(Entries with figure data)
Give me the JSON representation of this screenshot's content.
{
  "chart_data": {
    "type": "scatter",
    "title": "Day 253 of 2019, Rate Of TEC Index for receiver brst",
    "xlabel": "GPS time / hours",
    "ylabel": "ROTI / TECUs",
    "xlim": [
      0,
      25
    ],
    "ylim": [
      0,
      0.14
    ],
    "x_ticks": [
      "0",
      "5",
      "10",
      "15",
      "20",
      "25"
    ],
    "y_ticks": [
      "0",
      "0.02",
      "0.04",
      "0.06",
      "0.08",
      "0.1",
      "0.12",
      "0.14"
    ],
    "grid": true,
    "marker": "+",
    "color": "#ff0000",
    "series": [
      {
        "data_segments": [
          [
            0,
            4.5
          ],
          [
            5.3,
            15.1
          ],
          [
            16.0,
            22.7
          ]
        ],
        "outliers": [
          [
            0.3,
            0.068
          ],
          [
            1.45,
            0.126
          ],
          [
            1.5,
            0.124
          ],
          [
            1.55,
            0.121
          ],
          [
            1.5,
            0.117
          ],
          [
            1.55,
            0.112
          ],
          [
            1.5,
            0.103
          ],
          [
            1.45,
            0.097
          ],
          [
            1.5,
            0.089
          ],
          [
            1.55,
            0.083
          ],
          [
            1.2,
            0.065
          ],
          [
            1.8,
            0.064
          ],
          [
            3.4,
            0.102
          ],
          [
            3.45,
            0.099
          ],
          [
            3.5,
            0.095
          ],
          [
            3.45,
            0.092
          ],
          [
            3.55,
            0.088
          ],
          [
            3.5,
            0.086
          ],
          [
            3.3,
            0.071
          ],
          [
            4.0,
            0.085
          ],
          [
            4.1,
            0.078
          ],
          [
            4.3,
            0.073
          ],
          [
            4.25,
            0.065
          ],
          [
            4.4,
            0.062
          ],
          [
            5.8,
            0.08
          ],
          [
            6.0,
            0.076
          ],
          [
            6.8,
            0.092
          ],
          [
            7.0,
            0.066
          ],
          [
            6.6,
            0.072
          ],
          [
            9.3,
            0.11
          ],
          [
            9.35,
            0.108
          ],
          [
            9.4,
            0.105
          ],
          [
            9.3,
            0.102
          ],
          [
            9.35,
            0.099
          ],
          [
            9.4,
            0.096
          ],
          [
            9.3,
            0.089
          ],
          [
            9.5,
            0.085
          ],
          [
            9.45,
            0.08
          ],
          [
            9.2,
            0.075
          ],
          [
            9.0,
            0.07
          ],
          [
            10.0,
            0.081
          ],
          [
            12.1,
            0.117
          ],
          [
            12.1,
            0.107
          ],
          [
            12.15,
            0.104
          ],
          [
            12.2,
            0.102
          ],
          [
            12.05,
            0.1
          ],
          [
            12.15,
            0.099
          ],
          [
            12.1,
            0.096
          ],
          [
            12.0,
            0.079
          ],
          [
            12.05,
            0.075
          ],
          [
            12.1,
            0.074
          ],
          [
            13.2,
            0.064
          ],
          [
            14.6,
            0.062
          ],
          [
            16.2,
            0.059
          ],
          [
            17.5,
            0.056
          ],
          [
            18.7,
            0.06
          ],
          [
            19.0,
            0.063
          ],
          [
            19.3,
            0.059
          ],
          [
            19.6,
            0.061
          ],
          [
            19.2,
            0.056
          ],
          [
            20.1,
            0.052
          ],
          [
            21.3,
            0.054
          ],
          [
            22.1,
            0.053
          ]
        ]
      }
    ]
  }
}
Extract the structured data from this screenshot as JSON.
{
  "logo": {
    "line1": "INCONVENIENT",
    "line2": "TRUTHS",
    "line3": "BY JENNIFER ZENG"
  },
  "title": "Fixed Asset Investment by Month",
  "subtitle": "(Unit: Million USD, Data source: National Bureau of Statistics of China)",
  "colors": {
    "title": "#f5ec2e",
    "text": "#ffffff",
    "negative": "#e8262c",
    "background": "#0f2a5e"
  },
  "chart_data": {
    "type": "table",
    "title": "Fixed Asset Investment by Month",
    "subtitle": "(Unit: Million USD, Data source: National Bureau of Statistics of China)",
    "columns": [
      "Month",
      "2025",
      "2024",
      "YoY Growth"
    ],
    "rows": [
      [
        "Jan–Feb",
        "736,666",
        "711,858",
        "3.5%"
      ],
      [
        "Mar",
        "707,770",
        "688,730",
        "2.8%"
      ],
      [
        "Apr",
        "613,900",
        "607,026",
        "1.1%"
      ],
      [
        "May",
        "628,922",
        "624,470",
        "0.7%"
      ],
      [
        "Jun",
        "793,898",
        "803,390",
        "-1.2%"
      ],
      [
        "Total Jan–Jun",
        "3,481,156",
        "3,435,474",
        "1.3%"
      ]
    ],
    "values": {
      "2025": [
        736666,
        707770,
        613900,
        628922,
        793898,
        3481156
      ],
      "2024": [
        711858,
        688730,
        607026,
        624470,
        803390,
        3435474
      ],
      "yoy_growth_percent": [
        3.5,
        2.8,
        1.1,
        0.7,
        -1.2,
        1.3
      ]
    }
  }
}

Task details:
Please set down each line of the records exactly as given.

The completed task:
Give me the JSON representation of this screenshot's content.
{
  "chart_data": {
    "type": "scatter",
    "title": "Day 253 of 2019, Rate Of TEC Index for receiver brst",
    "xlabel": "GPS time / hours",
    "ylabel": "ROTI / TECUs",
    "xlim": [
      0,
      25
    ],
    "ylim": [
      0,
      0.14
    ],
    "x_ticks": [
      "0",
      "5",
      "10",
      "15",
      "20",
      "25"
    ],
    "y_ticks": [
      "0",
      "0.02",
      "0.04",
      "0.06",
      "0.08",
      "0.1",
      "0.12",
      "0.14"
    ],
    "grid": true,
    "marker": "+",
    "color": "#ff0000",
    "series": [
      {
        "data_segments": [
          [
            0,
            4.5
          ],
          [
            5.3,
            15.1
          ],
          [
            16.0,
            22.7
          ]
        ],
        "outliers": [
          [
            0.3,
            0.068
          ],
          [
            1.45,
            0.126
          ],
          [
            1.5,
            0.124
          ],
          [
            1.55,
            0.121
          ],
          [
            1.5,
            0.117
          ],
          [
            1.55,
            0.112
          ],
          [
            1.5,
            0.103
          ],
          [
            1.45,
            0.097
          ],
          [
            1.5,
            0.089
          ],
          [
            1.55,
            0.083
          ],
          [
            1.2,
            0.065
          ],
          [
            1.8,
            0.064
          ],
          [
            3.4,
            0.102
          ],
          [
            3.45,
            0.099
          ],
          [
            3.5,
            0.095
          ],
          [
            3.45,
            0.092
          ],
          [
            3.55,
            0.088
          ],
          [
            3.5,
            0.086
          ],
          [
            3.3,
            0.071
          ],
          [
            4.0,
            0.085
          ],
          [
            4.1,
            0.078
          ],
          [
            4.3,
            0.073
          ],
          [
            4.25,
            0.065
          ],
          [
            4.4,
            0.062
          ],
          [
            5.8,
            0.08
          ],
          [
            6.0,
            0.076
          ],
          [
            6.8,
            0.092
          ],
          [
            7.0,
            0.066
          ],
          [
            6.6,
            0.072
          ],
          [
            9.3,
            0.11
          ],
          [
            9.35,
            0.108
          ],
          [
            9.4,
            0.105
          ],
          [
            9.3,
            0.102
          ],
          [
            9.35,
            0.099
          ],
          [
            9.4,
            0.096
          ],
          [
            9.3,
            0.089
          ],
          [
            9.5,
            0.085
          ],
          [
            9.45,
            0.08
          ],
          [
            9.2,
            0.075
          ],
          [
            9.0,
            0.07
          ],
          [
            10.0,
            0.081
          ],
          [
            12.1,
            0.117
          ],
          [
            12.1,
            0.107
          ],
          [
            12.15,
            0.104
          ],
          [
            12.2,
            0.102
          ],
          [
            12.05,
            0.1
          ],
          [
            12.15,
            0.099
          ],
          [
            12.1,
            0.096
          ],
          [
            12.0,
            0.079
          ],
          [
            12.05,
            0.075
          ],
          [
            12.1,
            0.074
          ],
          [
            13.2,
            0.064
          ],
          [
            14.6,
            0.062
          ],
          [
            16.2,
            0.059
          ],
          [
            17.5,
            0.056
          ],
          [
            18.7,
            0.06
          ],
          [
            19.0,
            0.063
          ],
          [
            19.3,
            0.059
          ],
          [
            19.6,
            0.061
          ],
          [
            19.2,
            0.056
          ],
          [
            20.1,
            0.052
          ],
          [
            21.3,
            0.054
          ],
          [
            22.1,
            0.053
          ]
        ]
      }
    ]
  }
}
Extract the structured data from this screenshot as JSON.
{
  "logo": {
    "line1": "INCONVENIENT",
    "line2": "TRUTHS",
    "line3": "BY JENNIFER ZENG"
  },
  "title": "Fixed Asset Investment by Month",
  "subtitle": "(Unit: Million USD, Data source: National Bureau of Statistics of China)",
  "colors": {
    "title": "#f5ec2e",
    "text": "#ffffff",
    "negative": "#e8262c",
    "background": "#0f2a5e"
  },
  "chart_data": {
    "type": "table",
    "title": "Fixed Asset Investment by Month",
    "subtitle": "(Unit: Million USD, Data source: National Bureau of Statistics of China)",
    "columns": [
      "Month",
      "2025",
      "2024",
      "YoY Growth"
    ],
    "rows": [
      [
        "Jan–Feb",
        "736,666",
        "711,858",
        "3.5%"
      ],
      [
        "Mar",
        "707,770",
        "688,730",
        "2.8%"
      ],
      [
        "Apr",
        "613,900",
        "607,026",
        "1.1%"
      ],
      [
        "May",
        "628,922",
        "624,470",
        "0.7%"
      ],
      [
        "Jun",
        "793,898",
        "803,390",
        "-1.2%"
      ],
      [
        "Total Jan–Jun",
        "3,481,156",
        "3,435,474",
        "1.3%"
      ]
    ],
    "values": {
      "2025": [
        736666,
        707770,
        613900,
        628922,
        793898,
        3481156
      ],
      "2024": [
        711858,
        688730,
        607026,
        624470,
        803390,
        3435474
      ],
      "yoy_growth_percent": [
        3.5,
        2.8,
        1.1,
        0.7,
        -1.2,
        1.3
      ]
    }
  }
}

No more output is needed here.